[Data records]
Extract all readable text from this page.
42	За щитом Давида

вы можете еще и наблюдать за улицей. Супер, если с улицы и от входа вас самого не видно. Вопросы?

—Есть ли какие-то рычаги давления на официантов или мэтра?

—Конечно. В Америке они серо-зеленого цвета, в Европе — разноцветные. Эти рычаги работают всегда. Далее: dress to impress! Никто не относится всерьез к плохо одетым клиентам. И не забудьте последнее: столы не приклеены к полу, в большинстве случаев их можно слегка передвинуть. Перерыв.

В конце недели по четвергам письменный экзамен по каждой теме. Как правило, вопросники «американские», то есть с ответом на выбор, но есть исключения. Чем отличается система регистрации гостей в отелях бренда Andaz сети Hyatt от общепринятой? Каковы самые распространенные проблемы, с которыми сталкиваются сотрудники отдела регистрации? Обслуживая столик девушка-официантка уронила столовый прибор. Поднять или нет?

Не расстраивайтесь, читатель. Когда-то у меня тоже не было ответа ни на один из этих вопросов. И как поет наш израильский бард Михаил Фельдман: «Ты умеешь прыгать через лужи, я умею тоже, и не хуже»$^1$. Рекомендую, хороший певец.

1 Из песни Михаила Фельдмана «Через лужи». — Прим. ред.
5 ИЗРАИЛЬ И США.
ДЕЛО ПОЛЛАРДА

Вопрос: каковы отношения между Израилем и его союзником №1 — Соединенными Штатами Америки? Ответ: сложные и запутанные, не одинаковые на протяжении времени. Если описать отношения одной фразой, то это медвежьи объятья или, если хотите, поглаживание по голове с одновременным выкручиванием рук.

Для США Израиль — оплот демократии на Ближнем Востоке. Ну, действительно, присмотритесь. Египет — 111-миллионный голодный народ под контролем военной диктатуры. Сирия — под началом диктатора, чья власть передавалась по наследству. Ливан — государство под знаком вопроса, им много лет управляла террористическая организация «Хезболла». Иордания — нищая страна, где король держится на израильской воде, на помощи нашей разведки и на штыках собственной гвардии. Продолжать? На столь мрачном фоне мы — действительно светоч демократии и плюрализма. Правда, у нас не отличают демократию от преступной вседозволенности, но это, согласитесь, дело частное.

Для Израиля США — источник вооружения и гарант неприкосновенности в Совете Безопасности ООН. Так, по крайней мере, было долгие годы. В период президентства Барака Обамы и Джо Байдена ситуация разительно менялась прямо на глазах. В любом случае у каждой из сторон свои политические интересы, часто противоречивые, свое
...
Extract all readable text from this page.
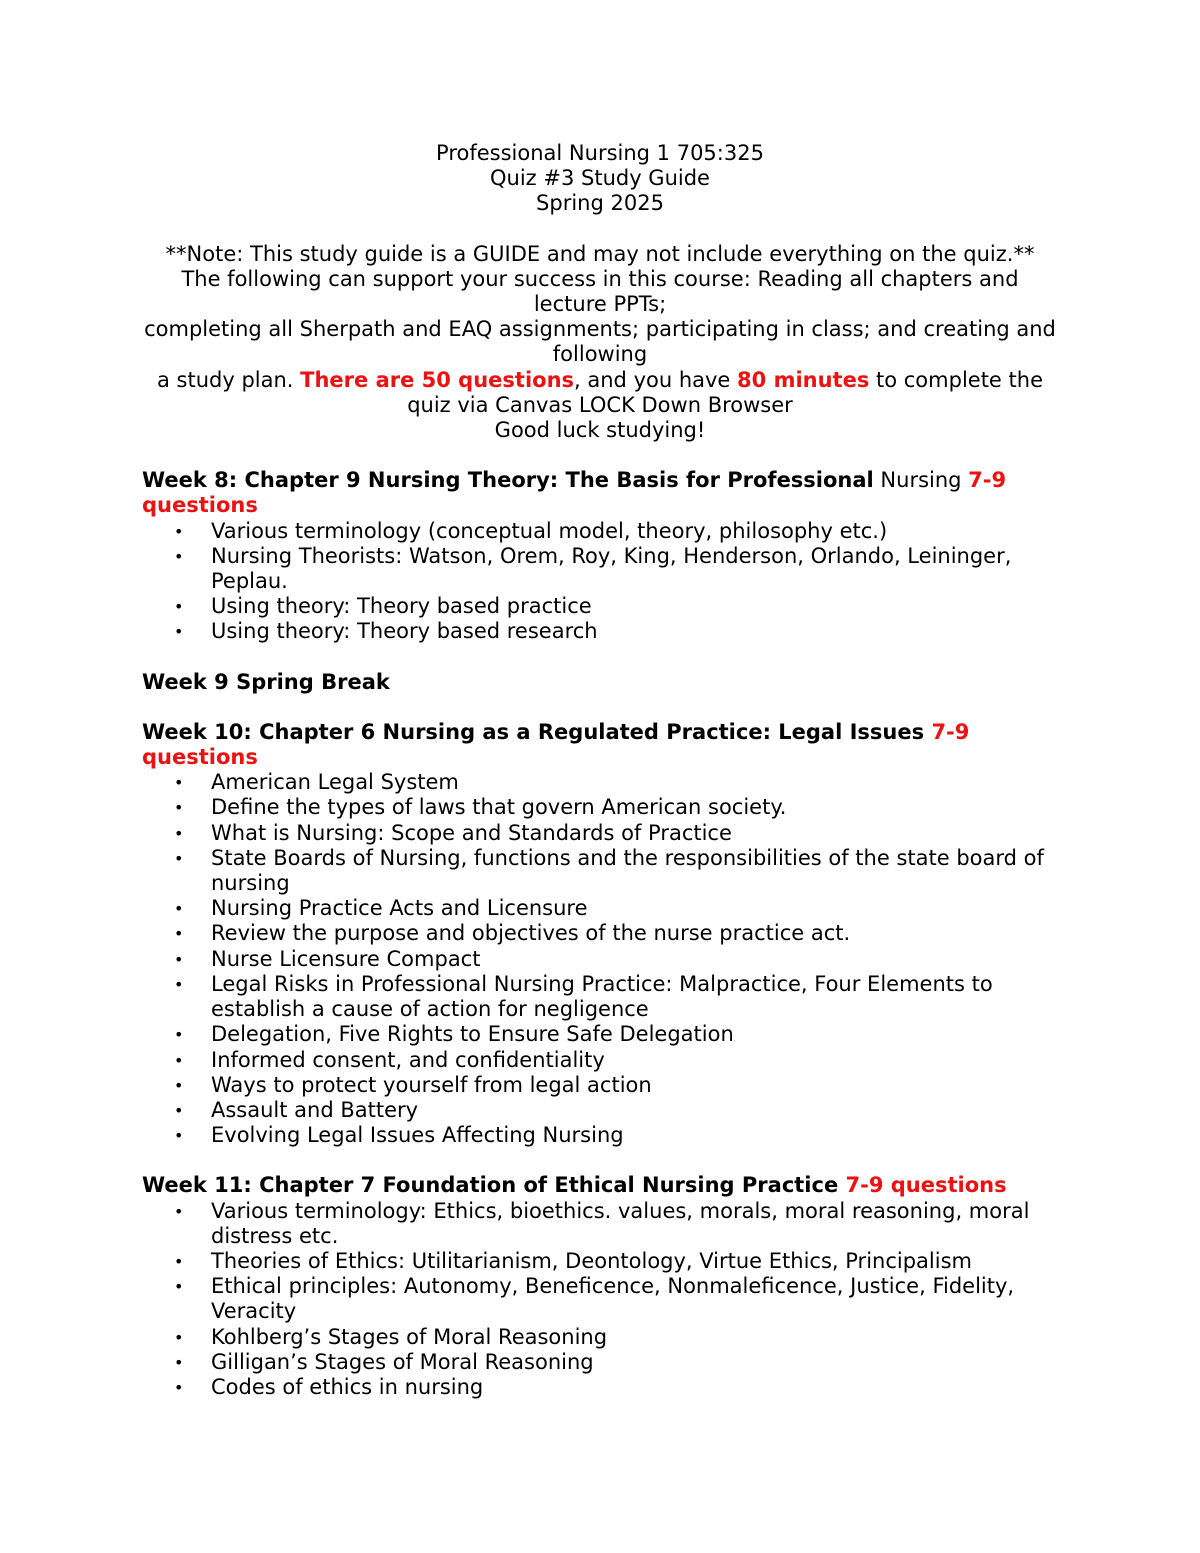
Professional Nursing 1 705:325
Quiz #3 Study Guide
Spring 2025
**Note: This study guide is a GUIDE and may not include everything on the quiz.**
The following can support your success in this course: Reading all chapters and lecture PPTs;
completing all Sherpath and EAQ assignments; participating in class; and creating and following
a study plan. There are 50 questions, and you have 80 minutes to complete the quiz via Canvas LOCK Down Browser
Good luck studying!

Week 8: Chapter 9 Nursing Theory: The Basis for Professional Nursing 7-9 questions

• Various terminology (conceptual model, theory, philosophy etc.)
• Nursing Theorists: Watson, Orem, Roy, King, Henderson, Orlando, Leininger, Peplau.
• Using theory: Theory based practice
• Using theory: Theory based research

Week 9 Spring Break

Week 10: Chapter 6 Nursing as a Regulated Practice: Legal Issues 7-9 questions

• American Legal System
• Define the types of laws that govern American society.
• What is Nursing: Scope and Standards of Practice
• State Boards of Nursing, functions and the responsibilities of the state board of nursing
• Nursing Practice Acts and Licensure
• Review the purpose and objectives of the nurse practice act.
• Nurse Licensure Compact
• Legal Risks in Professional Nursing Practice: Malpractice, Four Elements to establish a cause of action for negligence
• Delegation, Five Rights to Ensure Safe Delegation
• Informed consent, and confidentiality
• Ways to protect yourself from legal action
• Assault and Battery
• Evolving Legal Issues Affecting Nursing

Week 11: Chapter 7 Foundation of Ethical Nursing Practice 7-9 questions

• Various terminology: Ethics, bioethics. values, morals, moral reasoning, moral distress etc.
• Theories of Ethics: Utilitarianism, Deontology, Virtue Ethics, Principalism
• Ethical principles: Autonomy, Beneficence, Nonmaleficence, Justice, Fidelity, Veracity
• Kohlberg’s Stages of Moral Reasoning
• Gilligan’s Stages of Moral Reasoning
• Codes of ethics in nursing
---
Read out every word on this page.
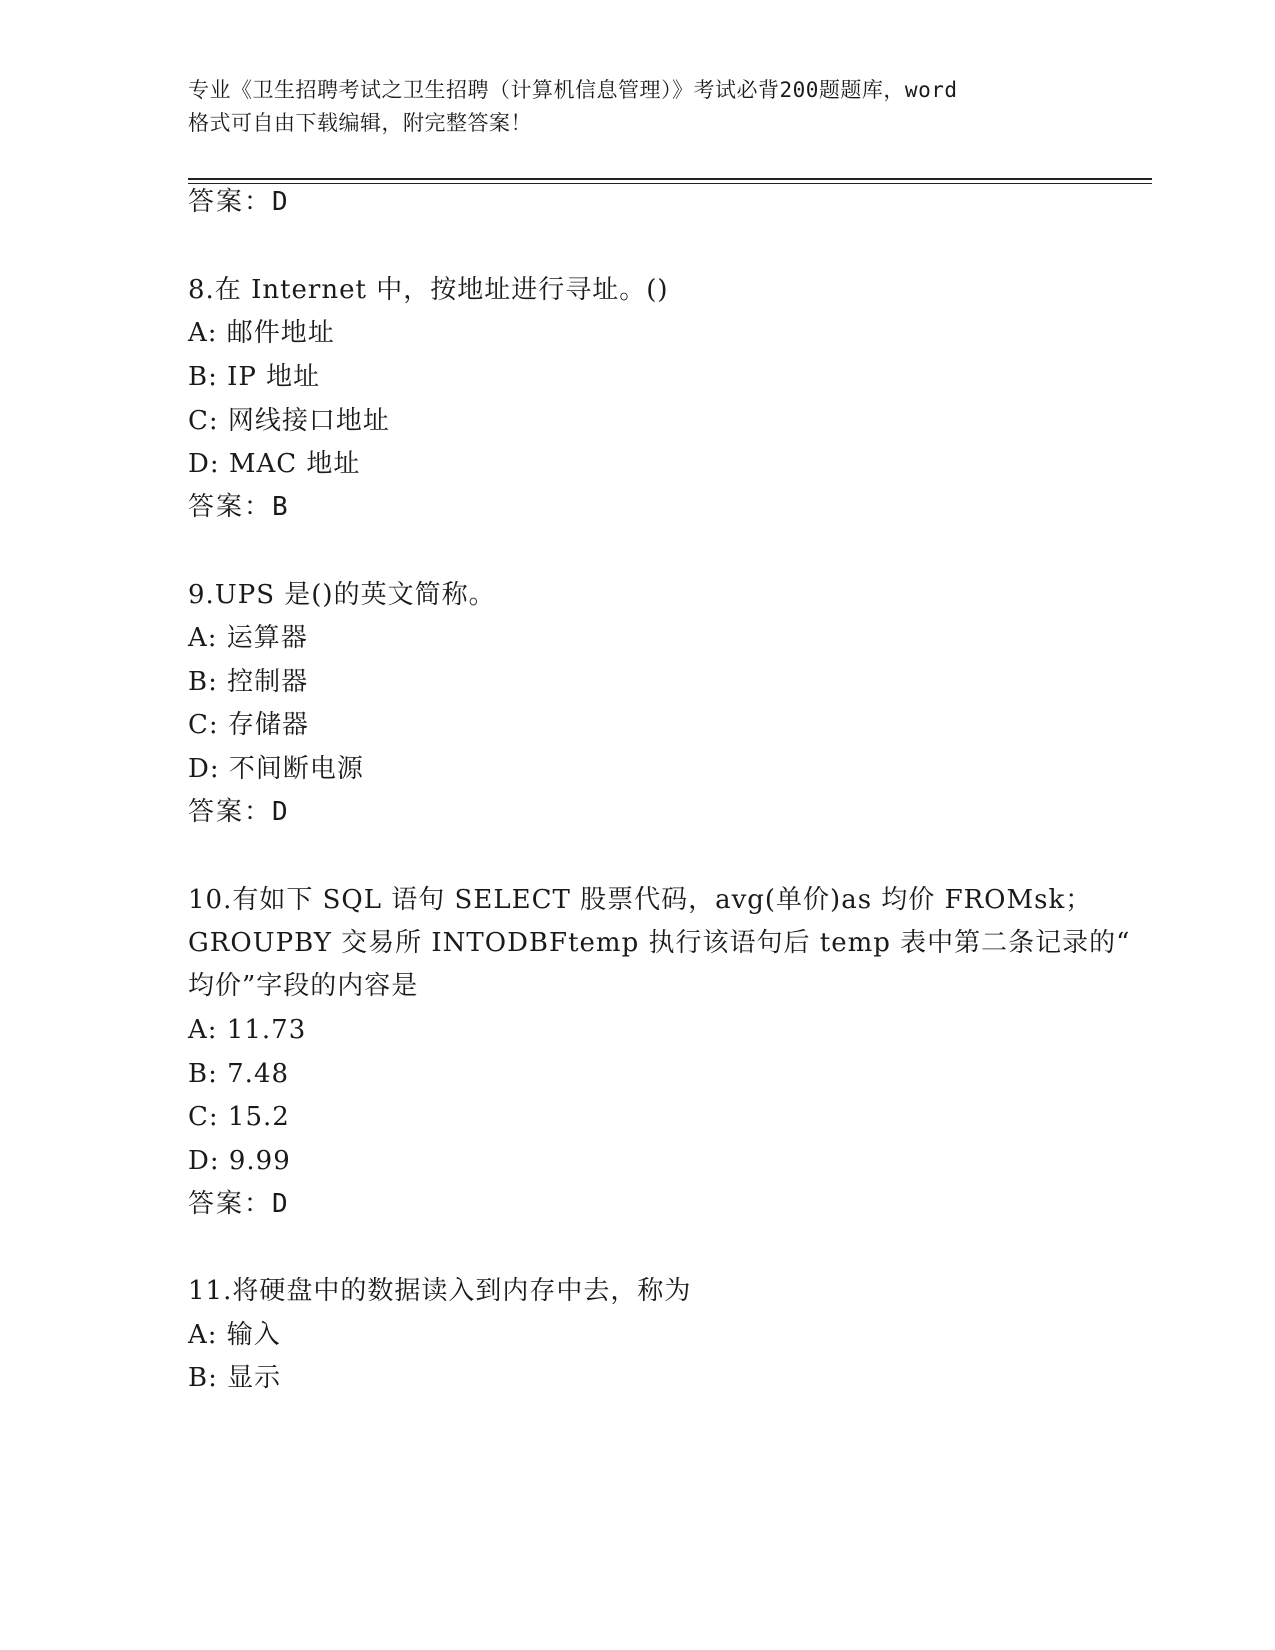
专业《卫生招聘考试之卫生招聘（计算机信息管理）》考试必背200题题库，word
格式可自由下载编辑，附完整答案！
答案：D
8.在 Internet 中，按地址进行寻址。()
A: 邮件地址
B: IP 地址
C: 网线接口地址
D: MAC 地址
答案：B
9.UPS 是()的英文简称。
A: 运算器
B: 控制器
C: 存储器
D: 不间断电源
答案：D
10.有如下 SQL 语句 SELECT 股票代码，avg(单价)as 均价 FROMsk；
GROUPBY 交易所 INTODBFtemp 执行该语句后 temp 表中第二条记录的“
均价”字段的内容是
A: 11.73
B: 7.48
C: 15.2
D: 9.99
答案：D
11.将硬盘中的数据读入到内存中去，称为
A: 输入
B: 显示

— What needs to be done —
From the entries above, extract every line where the word "Various" appears.

— Solved exercise —
• Various terminology (conceptual model, theory, philosophy etc.)
• Various terminology: Ethics, bioethics. values, morals, moral reasoning, moral distress etc.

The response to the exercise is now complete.